▶ _Given exercise_: All of the data should be repeated exactly; pictures are not part of the copy.

▶ _Dataset records_:

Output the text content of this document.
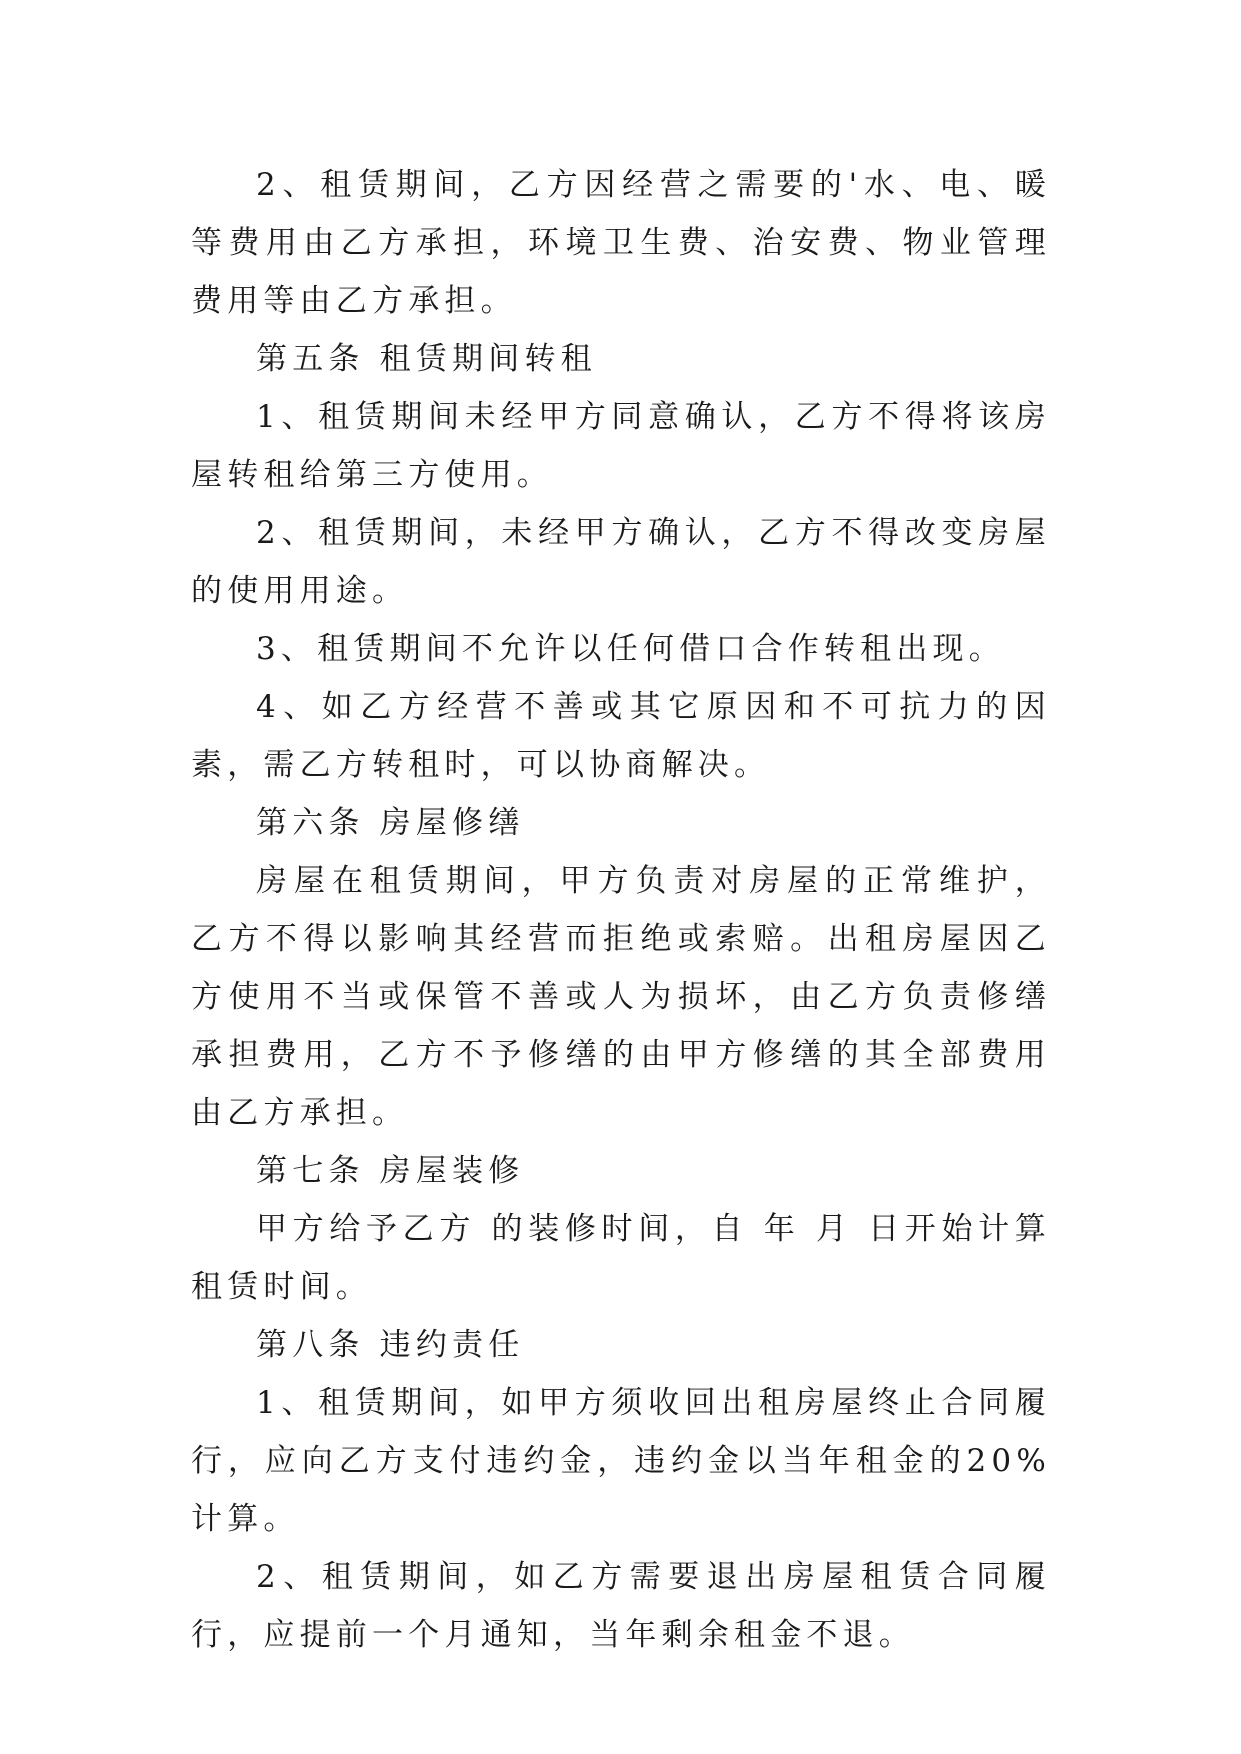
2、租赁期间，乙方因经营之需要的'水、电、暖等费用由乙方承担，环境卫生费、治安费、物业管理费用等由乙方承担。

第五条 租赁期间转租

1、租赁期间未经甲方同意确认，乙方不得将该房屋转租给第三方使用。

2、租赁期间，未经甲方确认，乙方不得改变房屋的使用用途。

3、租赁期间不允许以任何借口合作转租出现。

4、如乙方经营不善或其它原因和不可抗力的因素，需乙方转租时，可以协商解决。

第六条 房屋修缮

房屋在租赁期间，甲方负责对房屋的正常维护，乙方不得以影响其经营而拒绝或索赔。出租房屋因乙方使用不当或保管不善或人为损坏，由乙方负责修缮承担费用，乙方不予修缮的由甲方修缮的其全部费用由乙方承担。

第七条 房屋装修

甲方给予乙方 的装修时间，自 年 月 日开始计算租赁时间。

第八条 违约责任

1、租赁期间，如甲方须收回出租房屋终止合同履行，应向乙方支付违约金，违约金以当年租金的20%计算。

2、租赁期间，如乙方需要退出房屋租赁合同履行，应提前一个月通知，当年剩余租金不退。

▶ _Response below_:
Output the text content of this document.
2、租赁期间，乙方因经营之需要的'水、电、暖等费用由乙方承担，环境卫生费、治安费、物业管理费用等由乙方承担。

第五条 租赁期间转租

1、租赁期间未经甲方同意确认，乙方不得将该房屋转租给第三方使用。

2、租赁期间，未经甲方确认，乙方不得改变房屋的使用用途。

3、租赁期间不允许以任何借口合作转租出现。

4、如乙方经营不善或其它原因和不可抗力的因素，需乙方转租时，可以协商解决。

第六条 房屋修缮

房屋在租赁期间，甲方负责对房屋的正常维护，乙方不得以影响其经营而拒绝或索赔。出租房屋因乙方使用不当或保管不善或人为损坏，由乙方负责修缮承担费用，乙方不予修缮的由甲方修缮的其全部费用由乙方承担。

第七条 房屋装修

甲方给予乙方 的装修时间，自 年 月 日开始计算租赁时间。

第八条 违约责任

1、租赁期间，如甲方须收回出租房屋终止合同履行，应向乙方支付违约金，违约金以当年租金的20%计算。

2、租赁期间，如乙方需要退出房屋租赁合同履行，应提前一个月通知，当年剩余租金不退。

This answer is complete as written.